[Extracted records]
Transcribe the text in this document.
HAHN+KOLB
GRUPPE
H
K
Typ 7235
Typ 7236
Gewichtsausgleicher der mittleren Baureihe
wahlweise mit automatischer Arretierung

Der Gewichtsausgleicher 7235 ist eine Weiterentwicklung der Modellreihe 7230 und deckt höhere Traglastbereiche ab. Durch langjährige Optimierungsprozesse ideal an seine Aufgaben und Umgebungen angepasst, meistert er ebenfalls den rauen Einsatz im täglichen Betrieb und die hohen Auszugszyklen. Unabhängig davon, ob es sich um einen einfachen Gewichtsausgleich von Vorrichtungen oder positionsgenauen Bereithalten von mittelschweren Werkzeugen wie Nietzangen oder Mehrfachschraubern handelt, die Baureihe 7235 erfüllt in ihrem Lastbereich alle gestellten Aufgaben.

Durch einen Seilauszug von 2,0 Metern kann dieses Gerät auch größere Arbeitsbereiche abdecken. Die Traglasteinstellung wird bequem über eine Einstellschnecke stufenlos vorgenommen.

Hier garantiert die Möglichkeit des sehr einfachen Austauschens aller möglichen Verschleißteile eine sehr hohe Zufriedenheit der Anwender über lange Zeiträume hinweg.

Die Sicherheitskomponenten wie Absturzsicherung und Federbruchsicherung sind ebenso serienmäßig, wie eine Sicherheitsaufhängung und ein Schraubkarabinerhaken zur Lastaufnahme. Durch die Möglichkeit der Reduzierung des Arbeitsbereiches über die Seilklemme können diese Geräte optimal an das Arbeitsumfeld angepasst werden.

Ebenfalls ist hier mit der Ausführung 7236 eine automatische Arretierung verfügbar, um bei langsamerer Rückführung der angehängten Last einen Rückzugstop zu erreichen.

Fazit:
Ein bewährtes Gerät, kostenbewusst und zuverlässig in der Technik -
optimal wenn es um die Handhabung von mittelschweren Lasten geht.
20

* [REQUIREMENT] Tally up the lines of the data above where the string "Gewichtsausgleicher" appears, and give only the count.

* [EXERCISE ANSWER] 2